Written exercise
Transcribe all of the records below word for word, leaving the pictures out of your copy.

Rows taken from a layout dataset
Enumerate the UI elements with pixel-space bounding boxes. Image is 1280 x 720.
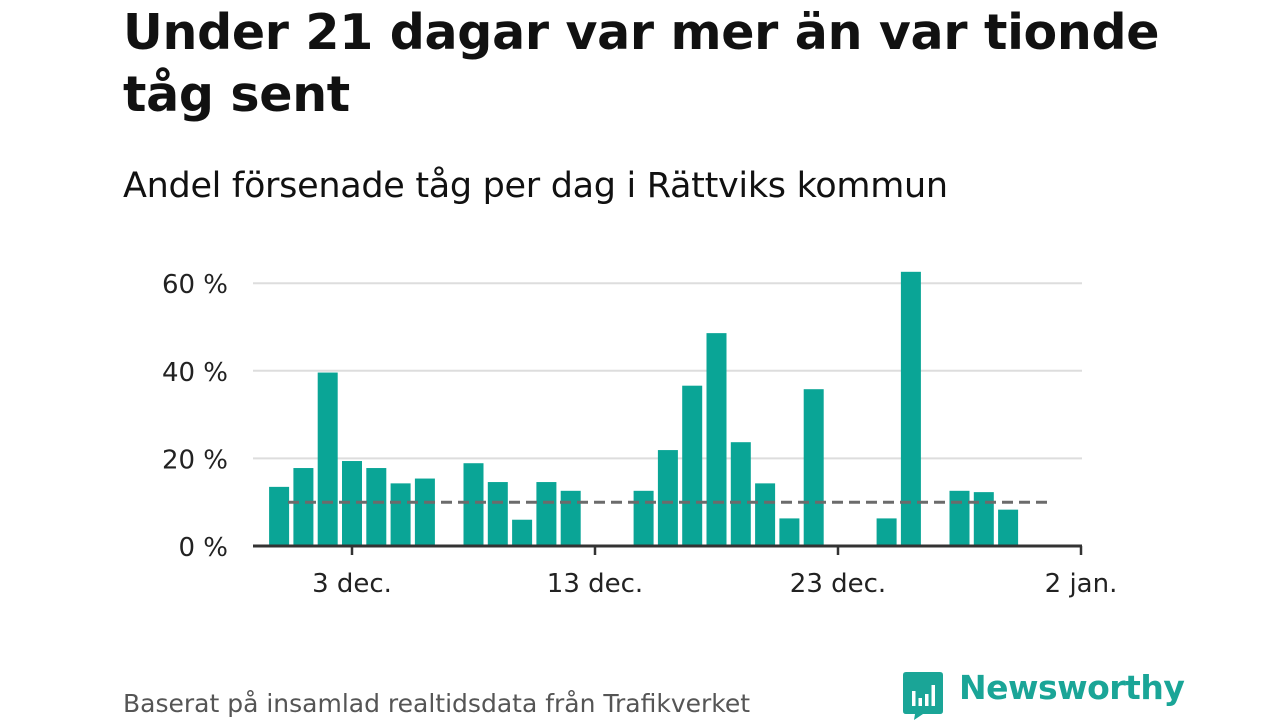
x-tick-label: 3 dec. <box>312 569 392 599</box>
chart-title: Under 21 dagar var mer än var tionde tåg… <box>123 4 1160 123</box>
newsworthy-chart-bubble-icon <box>903 672 943 720</box>
bar <box>730 442 751 546</box>
y-tick-label: 60 % <box>162 270 228 300</box>
bar <box>487 482 508 546</box>
bar <box>803 389 824 546</box>
y-tick-label: 0 % <box>178 533 228 563</box>
x-tick-label: 23 dec. <box>790 569 886 599</box>
x-axis <box>253 544 1083 555</box>
newsworthy-logo-text: Newsworthy <box>959 668 1185 707</box>
bar <box>657 450 678 546</box>
bar <box>682 385 703 546</box>
grid-lines <box>253 282 1082 460</box>
bar <box>414 478 435 546</box>
bar <box>463 463 484 546</box>
bar <box>876 518 897 546</box>
bar <box>998 509 1019 546</box>
bar <box>633 490 654 546</box>
bar-series <box>269 271 1019 546</box>
y-tick-label: 40 % <box>162 358 228 388</box>
source-note: Baserat på insamlad realtidsdata från Tr… <box>123 689 751 718</box>
x-axis-tick-labels: 3 dec. 13 dec. 23 dec. 2 jan. <box>312 569 1117 599</box>
chart-subtitle: Andel försenade tåg per dag i Rättviks k… <box>123 166 948 206</box>
bar <box>755 483 776 546</box>
bar <box>342 461 362 546</box>
bar <box>512 519 533 546</box>
y-tick-label: 20 % <box>162 445 228 475</box>
bar <box>973 492 994 546</box>
x-tick-label: 13 dec. <box>547 569 643 599</box>
bar <box>560 490 581 546</box>
bar <box>390 483 411 546</box>
x-tick-label: 2 jan. <box>1045 569 1118 599</box>
bar <box>900 271 921 546</box>
bar <box>706 333 727 546</box>
bar <box>269 486 290 546</box>
bar <box>366 468 387 546</box>
bar <box>949 490 970 546</box>
bar <box>536 482 557 546</box>
y-axis-tick-labels: 0 % 20 % 40 % 60 % <box>162 270 228 563</box>
bar <box>293 468 314 546</box>
bar <box>779 518 800 546</box>
bar <box>317 372 338 546</box>
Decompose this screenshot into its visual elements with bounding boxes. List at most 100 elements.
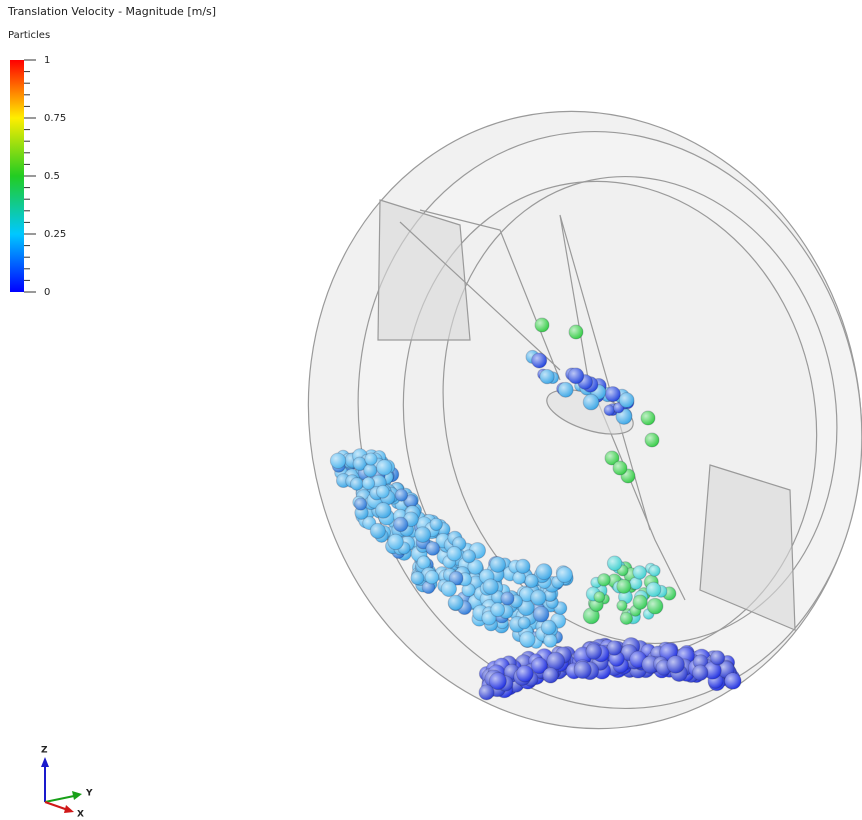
particle-shine [692,664,708,681]
particle-shine [605,451,619,465]
particle-shine [430,518,443,531]
tick-label: 1 [44,55,50,66]
particle-shine [594,591,605,603]
particle-shine [461,583,476,597]
particle-shine [556,566,573,583]
particle-shine [604,405,615,416]
particle-shine [666,655,685,674]
particle-shine [645,433,659,447]
axis-z: Z [41,746,48,756]
particle-shine [583,607,600,624]
particle-shine [648,565,661,577]
legend-title: Translation Velocity - Magnitude [m/s] [7,5,216,18]
particle-shine [616,600,628,611]
particle-shine [441,581,457,597]
particle-shine [481,610,497,626]
tick-label: 0.25 [44,229,66,240]
particle-shine [376,485,390,499]
particle-shine [404,494,418,508]
particle-shine [447,546,462,561]
axis-y: Y [85,789,93,799]
particle-shine [568,368,584,384]
particle-shine [490,556,506,573]
particle-shine [482,578,499,595]
particle-shine [410,571,425,585]
particle-shine [544,589,557,602]
particle-shine [531,352,547,368]
particle-shine [524,574,539,588]
particle-shine [607,640,622,656]
particle-shine [393,517,408,532]
particles [329,317,742,701]
particle-shine [518,599,535,616]
particle-shine [370,523,386,539]
particle-shine [613,402,624,413]
particle-shine [375,502,392,519]
particle-shine [449,571,463,586]
particle-shine [330,453,346,469]
tick-label: 0.75 [44,113,66,124]
particle-shine [448,595,464,611]
particle-shine [547,652,565,670]
particle-shine [376,459,392,476]
particle-shine [605,386,621,402]
colorbar-ticks: 1 0.75 0.5 0.25 0 [24,55,66,298]
particle-shine [387,534,404,550]
particle-shine [586,643,602,660]
tick-label: 0.5 [44,171,60,182]
particle-shine [535,318,549,332]
particle-shine [724,672,742,690]
particle-shine [543,634,557,648]
particle-shine [490,602,505,617]
particle-shine [516,665,534,682]
particle-shine [417,556,431,569]
particle-shine [425,570,439,584]
particle-shine [354,497,367,511]
particle-shine [518,616,531,629]
particle-shine [583,394,599,410]
particle-shine [543,667,559,683]
particle-shine [512,571,526,585]
particle-shine [362,477,375,490]
particle-shine [647,598,663,614]
particle-shine [597,573,611,587]
legend-subtitle: Particles [8,30,50,41]
colorbar [10,60,24,292]
axis-x: X [77,810,84,820]
particle-shine [607,556,622,571]
particle-shine [558,382,574,398]
tick-label: 0 [44,287,50,298]
particle-shine [426,541,440,556]
particle-shine [641,411,655,425]
particle-shine [462,549,476,563]
particle-shine [541,620,557,635]
particle-shine [629,577,642,590]
particle-shine [489,672,507,690]
particle-shine [467,559,483,575]
particle-shine [620,612,633,625]
particle-shine [395,489,408,502]
particle-shine [519,631,536,648]
particle-shine [536,563,552,580]
particle-shine [491,590,505,604]
particle-shine [539,369,555,384]
particle-shine [422,581,435,594]
particle-shine [533,606,549,622]
particle-shine [350,477,364,491]
particle-shine [364,453,378,466]
particle-shine [613,461,627,475]
particle-shine [531,657,548,674]
particle-shine [618,590,633,604]
particle-shine [703,661,722,680]
particle-shine [515,559,531,574]
particle-shine [632,595,648,610]
particle-shine [632,565,647,580]
particle-shine [710,650,725,665]
axis-triad: Z Y X [41,746,93,820]
particle-shine [479,684,495,700]
particle-shine [569,325,583,339]
particle-shine [619,392,635,408]
particle-shine [530,589,546,606]
particle-shine [616,579,631,594]
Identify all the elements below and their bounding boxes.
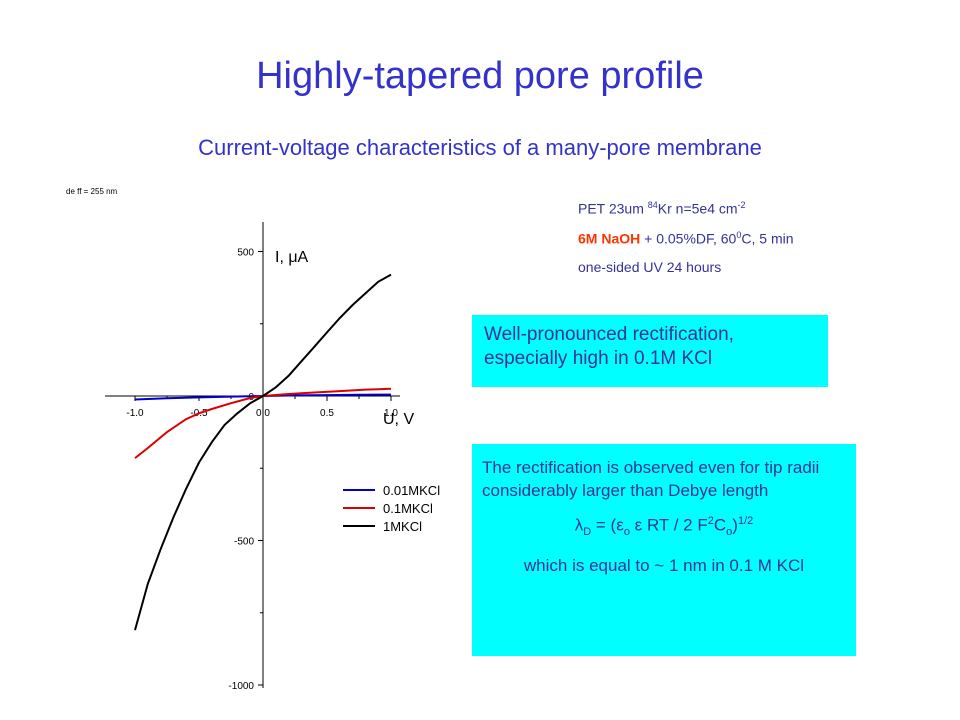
x-tick-label: -1.0 [126,408,144,419]
x-tick-label: 0.0 [256,408,270,419]
series-line-2 [134,273,392,631]
info-line-3: one-sided UV 24 hours [578,259,722,275]
slide-subtitle: Current-voltage characteristics of a man… [198,135,762,160]
debye-value-text: which is equal to ~ 1 nm in 0.1 M KCl [523,556,805,576]
debye-note-box: The rectification is observed even for t… [472,444,856,656]
info-line-2: 6M NaOH + 0.05%DF, 600C, 5 min [578,230,794,247]
debye-paragraph: The rectification is observed even for t… [482,458,820,500]
legend-label-2: 1MKCl [383,519,422,534]
deff-label: de ff = 255 nm [66,187,118,196]
series-line-1 [134,387,392,459]
y-tick-label: -500 [234,537,254,548]
x-tick-label: 0.5 [320,408,334,419]
y-tick-label: 500 [237,248,254,259]
slide-title: Highly-tapered pore profile [256,55,704,97]
info-line-1: PET 23um 84Kr n=5e4 cm-2 [578,200,746,217]
x-tick-label: 1.0 [384,408,398,419]
x-axis-label: U, V [383,411,414,428]
legend-label-0: 0.01MKCl [383,483,440,498]
y-axis-label: I, μA [275,249,309,266]
rectification-note-box: Well-pronounced rectification, especiall… [472,315,828,387]
debye-formula: λD = (εo ε RT / 2 F2Co)1/2 [574,515,754,539]
legend-label-1: 0.1MKCl [383,501,433,516]
y-tick-label: -1000 [228,681,254,692]
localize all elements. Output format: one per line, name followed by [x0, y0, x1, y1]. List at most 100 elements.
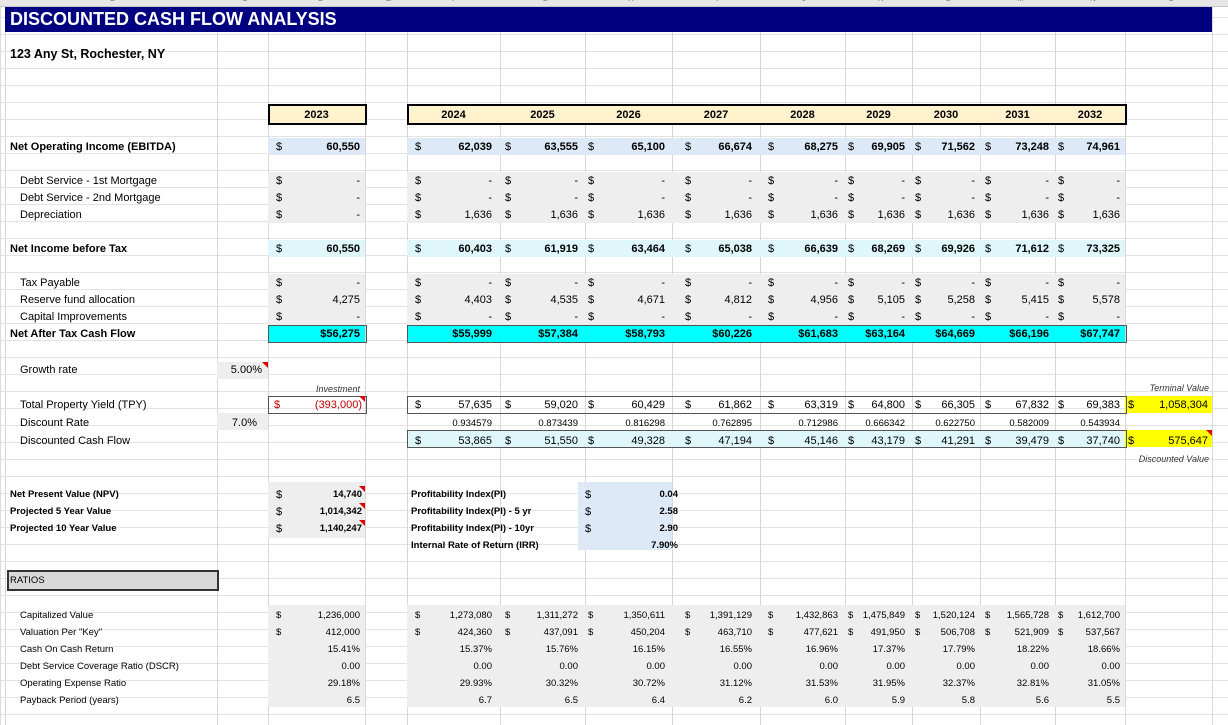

Response for this exercise
Enumerate the UI elements with pixel-space bounding boxes. Image is 1280 x 720.
x-tick-label: 3 dec. <box>312 569 392 599</box>
chart-title: Under 21 dagar var mer än var tionde tåg… <box>123 4 1160 123</box>
newsworthy-chart-bubble-icon <box>903 672 943 720</box>
bar <box>730 442 751 546</box>
y-tick-label: 60 % <box>162 270 228 300</box>
bar <box>487 482 508 546</box>
bar <box>803 389 824 546</box>
y-tick-label: 0 % <box>178 533 228 563</box>
x-tick-label: 23 dec. <box>790 569 886 599</box>
x-axis <box>253 544 1083 555</box>
newsworthy-logo-text: Newsworthy <box>959 668 1185 707</box>
bar <box>657 450 678 546</box>
bar <box>682 385 703 546</box>
grid-lines <box>253 282 1082 460</box>
bar <box>414 478 435 546</box>
bar <box>463 463 484 546</box>
bar <box>876 518 897 546</box>
bar <box>998 509 1019 546</box>
bar <box>633 490 654 546</box>
bar-series <box>269 271 1019 546</box>
y-tick-label: 40 % <box>162 358 228 388</box>
source-note: Baserat på insamlad realtidsdata från Tr… <box>123 689 751 718</box>
x-axis-tick-labels: 3 dec. 13 dec. 23 dec. 2 jan. <box>312 569 1117 599</box>
chart-subtitle: Andel försenade tåg per dag i Rättviks k… <box>123 166 948 206</box>
bar <box>755 483 776 546</box>
bar <box>342 461 362 546</box>
bar <box>512 519 533 546</box>
y-tick-label: 20 % <box>162 445 228 475</box>
bar <box>973 492 994 546</box>
x-tick-label: 13 dec. <box>547 569 643 599</box>
bar <box>560 490 581 546</box>
bar <box>390 483 411 546</box>
x-tick-label: 2 jan. <box>1045 569 1118 599</box>
bar <box>900 271 921 546</box>
bar <box>706 333 727 546</box>
bar <box>269 486 290 546</box>
bar <box>366 468 387 546</box>
bar <box>949 490 970 546</box>
bar <box>536 482 557 546</box>
y-axis-tick-labels: 0 % 20 % 40 % 60 % <box>162 270 228 563</box>
bar <box>293 468 314 546</box>
bar <box>779 518 800 546</box>
bar <box>317 372 338 546</box>
Decompose this screenshot into its visual elements with bounding boxes. List at most 100 elements.
particle-shine [692,664,708,681]
particle-shine [605,451,619,465]
particle-shine [430,518,443,531]
tick-label: 1 [44,55,50,66]
particle-shine [594,591,605,603]
particle-shine [461,583,476,597]
particle-shine [556,566,573,583]
particle-shine [604,405,615,416]
particle-shine [666,655,685,674]
particle-shine [645,433,659,447]
axis-z: Z [41,746,48,756]
particle-shine [583,607,600,624]
particle-shine [648,565,661,577]
legend-title: Translation Velocity - Magnitude [m/s] [7,5,216,18]
particle-shine [616,600,628,611]
particle-shine [441,581,457,597]
particle-shine [481,610,497,626]
tick-label: 0.25 [44,229,66,240]
particle-shine [376,485,390,499]
particle-shine [404,494,418,508]
particle-shine [447,546,462,561]
axis-y: Y [85,789,93,799]
particle-shine [568,368,584,384]
particle-shine [490,556,506,573]
particle-shine [482,578,499,595]
particle-shine [410,571,425,585]
particle-shine [544,589,557,602]
particle-shine [531,352,547,368]
particle-shine [524,574,539,588]
particle-shine [607,640,622,656]
particle-shine [393,517,408,532]
particles [329,317,742,701]
particle-shine [518,599,535,616]
particle-shine [370,523,386,539]
particle-shine [613,402,624,413]
particle-shine [375,502,392,519]
particle-shine [449,571,463,586]
particle-shine [330,453,346,469]
tick-label: 0.75 [44,113,66,124]
particle-shine [448,595,464,611]
particle-shine [547,652,565,670]
particle-shine [376,459,392,476]
particle-shine [605,386,621,402]
colorbar-ticks: 1 0.75 0.5 0.25 0 [24,55,66,298]
particle-shine [387,534,404,550]
particle-shine [586,643,602,660]
tick-label: 0.5 [44,171,60,182]
particle-shine [535,318,549,332]
particle-shine [724,672,742,690]
particle-shine [543,634,557,648]
particle-shine [490,602,505,617]
particle-shine [516,665,534,682]
particle-shine [417,556,431,569]
particle-shine [425,570,439,584]
particle-shine [354,497,367,511]
particle-shine [518,616,531,629]
particle-shine [583,394,599,410]
particle-shine [543,667,559,683]
particle-shine [512,571,526,585]
particle-shine [362,477,375,490]
particle-shine [647,598,663,614]
particle-shine [597,573,611,587]
legend-subtitle: Particles [8,30,50,41]
colorbar [10,60,24,292]
axis-x: X [77,810,84,820]
particle-shine [607,556,622,571]
particle-shine [558,382,574,398]
tick-label: 0 [44,287,50,298]
particle-shine [426,541,440,556]
particle-shine [641,411,655,425]
particle-shine [462,549,476,563]
particle-shine [541,620,557,635]
particle-shine [629,577,642,590]
particle-shine [489,672,507,690]
particle-shine [467,559,483,575]
particle-shine [620,612,633,625]
particle-shine [395,489,408,502]
particle-shine [519,631,536,648]
particle-shine [536,563,552,580]
particle-shine [491,590,505,604]
particle-shine [539,369,555,384]
particle-shine [422,581,435,594]
particle-shine [533,606,549,622]
particle-shine [350,477,364,491]
particle-shine [364,453,378,466]
particle-shine [613,461,627,475]
particle-shine [531,657,548,674]
particle-shine [618,590,633,604]
particle-shine [703,661,722,680]
particle-shine [515,559,531,574]
particle-shine [632,595,648,610]
particle-shine [632,565,647,580]
particle-shine [710,650,725,665]
axis-triad: Z Y X [41,746,93,820]
particle-shine [479,684,495,700]
particle-shine [569,325,583,339]
particle-shine [619,392,635,408]
particle-shine [530,589,546,606]
particle-shine [616,579,631,594]
Identify all the elements below and their bounding boxes.
x-tick-label: -1.0 [126,408,144,419]
x-tick-label: 0.0 [256,408,270,419]
series-line-2 [134,273,392,631]
info-line-3: one-sided UV 24 hours [578,259,722,275]
slide-subtitle: Current-voltage characteristics of a man… [198,135,762,160]
debye-value-text: which is equal to ~ 1 nm in 0.1 M KCl [523,556,805,576]
debye-note-box: The rectification is observed even for t… [472,444,856,656]
info-line-2: 6M NaOH + 0.05%DF, 600C, 5 min [578,230,794,247]
debye-paragraph: The rectification is observed even for t… [482,458,820,500]
legend-label-2: 1MKCl [383,519,422,534]
deff-label: de ff = 255 nm [66,187,118,196]
series-line-1 [134,387,392,459]
y-tick-label: -500 [234,537,254,548]
x-tick-label: 0.5 [320,408,334,419]
y-tick-label: 500 [237,248,254,259]
slide-title: Highly-tapered pore profile [256,55,704,97]
info-line-1: PET 23um 84Kr n=5e4 cm-2 [578,200,746,217]
x-tick-label: 1.0 [384,408,398,419]
x-axis-label: U, V [383,411,414,428]
legend-label-0: 0.01MKCl [383,483,440,498]
y-axis-label: I, μA [275,249,309,266]
rectification-note-box: Well-pronounced rectification, especiall… [472,315,828,387]
debye-formula: λD = (εo ε RT / 2 F2Co)1/2 [574,515,754,539]
legend-label-1: 0.1MKCl [383,501,433,516]
y-tick-label: -1000 [228,681,254,692]
localize all elements. Output format: one per line, name followed by [x0, y0, x1, y1]. List at most 100 elements.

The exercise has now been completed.